_Information supplied:_
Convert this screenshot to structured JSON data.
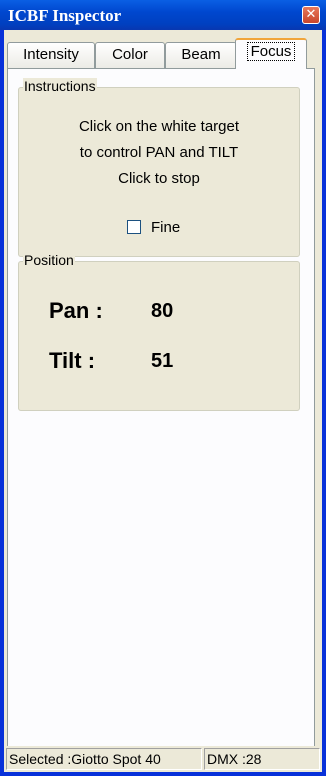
{
  "window": {
    "title": "ICBF Inspector",
    "close_symbol": "✕"
  },
  "tabs": [
    {
      "label": "Intensity"
    },
    {
      "label": "Color"
    },
    {
      "label": "Beam"
    },
    {
      "label": "Focus",
      "active": true
    }
  ],
  "instructions": {
    "legend": "Instructions",
    "lines": [
      "Click on the white target",
      "to control PAN and TILT",
      "Click to stop"
    ],
    "fine_label": "Fine",
    "fine_checked": false
  },
  "position": {
    "legend": "Position",
    "pan_label": "Pan :",
    "pan_value": "80",
    "tilt_label": "Tilt :",
    "tilt_value": "51"
  },
  "status": {
    "selected": "Selected :Giotto Spot 40",
    "dmx": "DMX :28"
  }
}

_Prompt:_ Every record is to be reproduced exactly, with no pictures included.

_Solution to the exercise:_
Convert this screenshot to structured JSON data.
{
  "window": {
    "title": "ICBF Inspector",
    "close_symbol": "✕"
  },
  "tabs": [
    {
      "label": "Intensity"
    },
    {
      "label": "Color"
    },
    {
      "label": "Beam"
    },
    {
      "label": "Focus",
      "active": true
    }
  ],
  "instructions": {
    "legend": "Instructions",
    "lines": [
      "Click on the white target",
      "to control PAN and TILT",
      "Click to stop"
    ],
    "fine_label": "Fine",
    "fine_checked": false
  },
  "position": {
    "legend": "Position",
    "pan_label": "Pan :",
    "pan_value": "80",
    "tilt_label": "Tilt :",
    "tilt_value": "51"
  },
  "status": {
    "selected": "Selected :Giotto Spot 40",
    "dmx": "DMX :28"
  }
}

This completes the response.